Collected data:
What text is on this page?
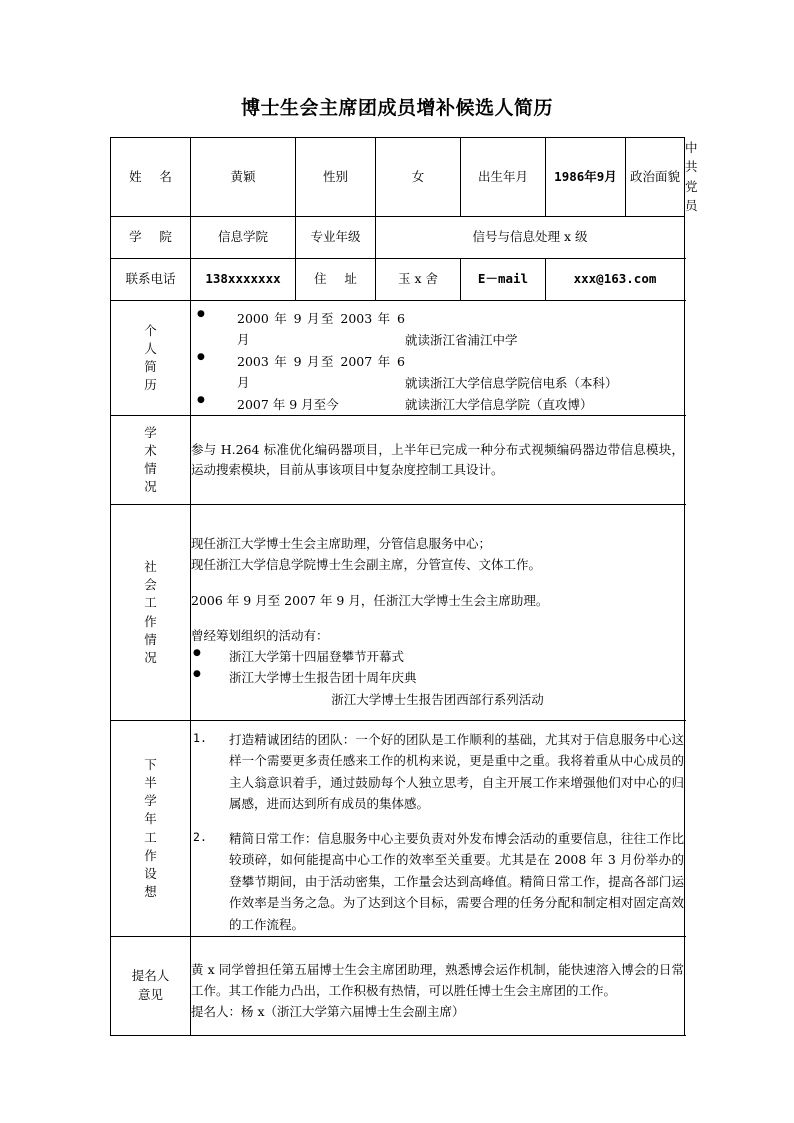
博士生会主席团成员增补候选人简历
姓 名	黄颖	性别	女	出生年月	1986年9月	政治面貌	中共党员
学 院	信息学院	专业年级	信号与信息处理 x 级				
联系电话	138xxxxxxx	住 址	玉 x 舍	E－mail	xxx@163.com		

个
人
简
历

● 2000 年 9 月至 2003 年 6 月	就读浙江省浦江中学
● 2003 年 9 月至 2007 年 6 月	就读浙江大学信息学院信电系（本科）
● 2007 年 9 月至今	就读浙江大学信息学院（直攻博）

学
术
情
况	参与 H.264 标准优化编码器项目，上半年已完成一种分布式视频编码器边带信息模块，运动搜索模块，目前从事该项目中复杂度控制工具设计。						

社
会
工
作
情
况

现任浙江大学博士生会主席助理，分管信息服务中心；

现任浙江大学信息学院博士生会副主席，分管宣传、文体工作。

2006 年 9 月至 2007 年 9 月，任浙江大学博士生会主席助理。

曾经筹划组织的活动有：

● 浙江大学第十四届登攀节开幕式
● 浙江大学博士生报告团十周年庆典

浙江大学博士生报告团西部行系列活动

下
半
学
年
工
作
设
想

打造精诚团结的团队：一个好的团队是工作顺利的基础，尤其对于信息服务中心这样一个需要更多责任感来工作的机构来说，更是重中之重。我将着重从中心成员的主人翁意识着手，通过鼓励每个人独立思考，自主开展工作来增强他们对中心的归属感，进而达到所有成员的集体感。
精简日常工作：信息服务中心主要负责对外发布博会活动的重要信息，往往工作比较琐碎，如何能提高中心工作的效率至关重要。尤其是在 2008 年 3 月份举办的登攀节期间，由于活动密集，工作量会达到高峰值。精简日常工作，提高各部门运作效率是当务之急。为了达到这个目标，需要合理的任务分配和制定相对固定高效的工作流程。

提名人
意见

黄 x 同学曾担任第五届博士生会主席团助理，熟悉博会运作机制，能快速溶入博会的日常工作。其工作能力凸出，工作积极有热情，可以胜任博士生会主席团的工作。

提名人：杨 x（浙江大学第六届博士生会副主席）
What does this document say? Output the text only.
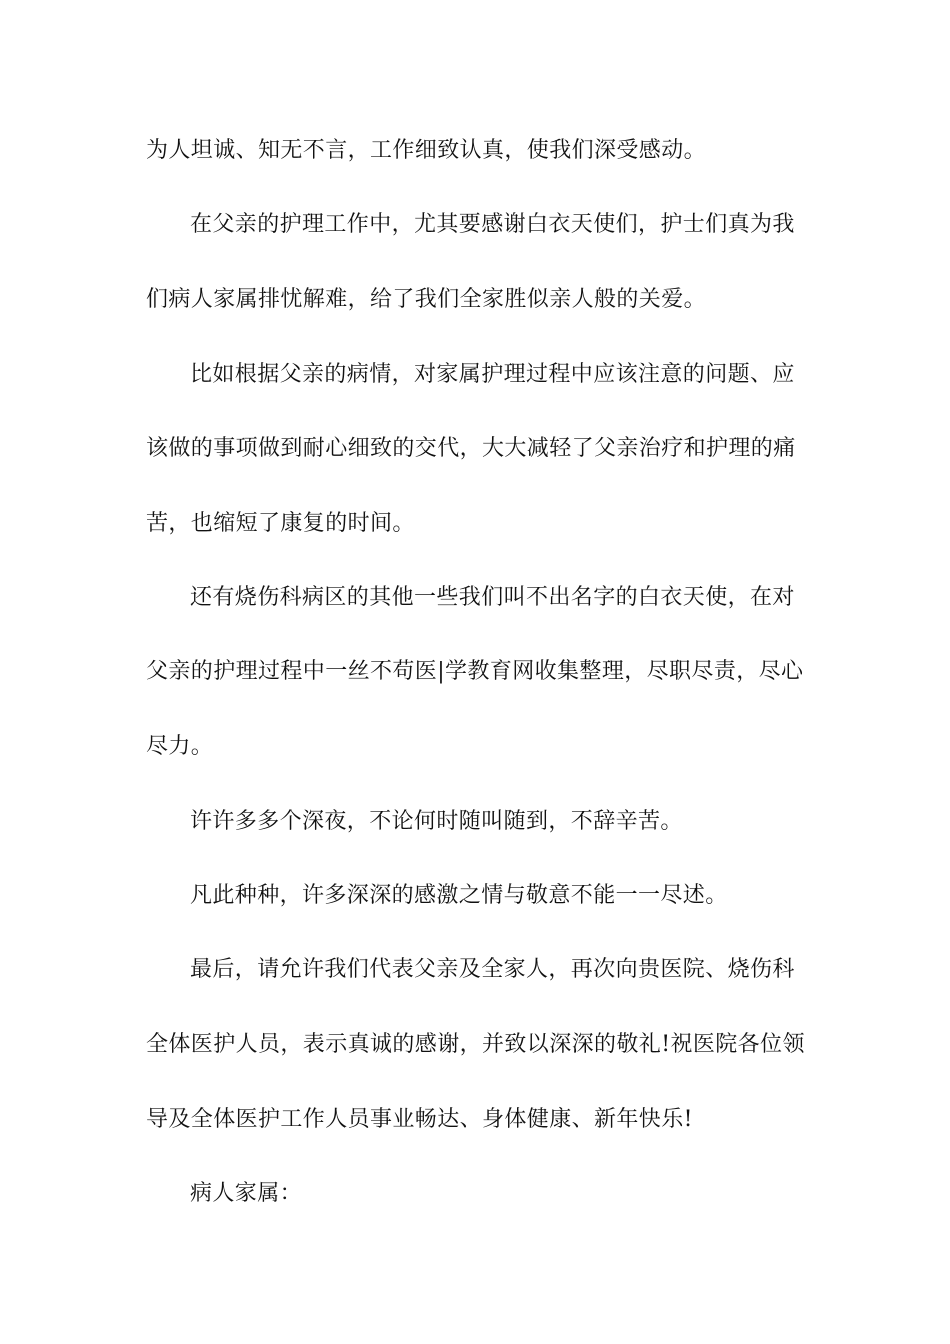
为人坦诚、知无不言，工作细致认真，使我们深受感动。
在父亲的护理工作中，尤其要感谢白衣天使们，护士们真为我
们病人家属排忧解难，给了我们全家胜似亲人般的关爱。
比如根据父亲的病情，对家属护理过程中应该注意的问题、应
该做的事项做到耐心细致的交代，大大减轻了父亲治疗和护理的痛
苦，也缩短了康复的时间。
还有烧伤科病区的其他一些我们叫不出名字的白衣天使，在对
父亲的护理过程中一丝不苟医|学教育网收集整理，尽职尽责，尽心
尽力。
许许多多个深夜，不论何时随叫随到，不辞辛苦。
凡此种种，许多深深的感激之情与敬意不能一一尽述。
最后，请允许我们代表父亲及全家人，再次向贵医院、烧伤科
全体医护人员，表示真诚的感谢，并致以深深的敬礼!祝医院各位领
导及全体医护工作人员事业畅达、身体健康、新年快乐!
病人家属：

* _WORK TO COMPLETE_:
All lines in the data that contain the word "this" should be copied.

* _RESULT OF THE TASK_:
What text is on this page?
What does this document say? Output the text only.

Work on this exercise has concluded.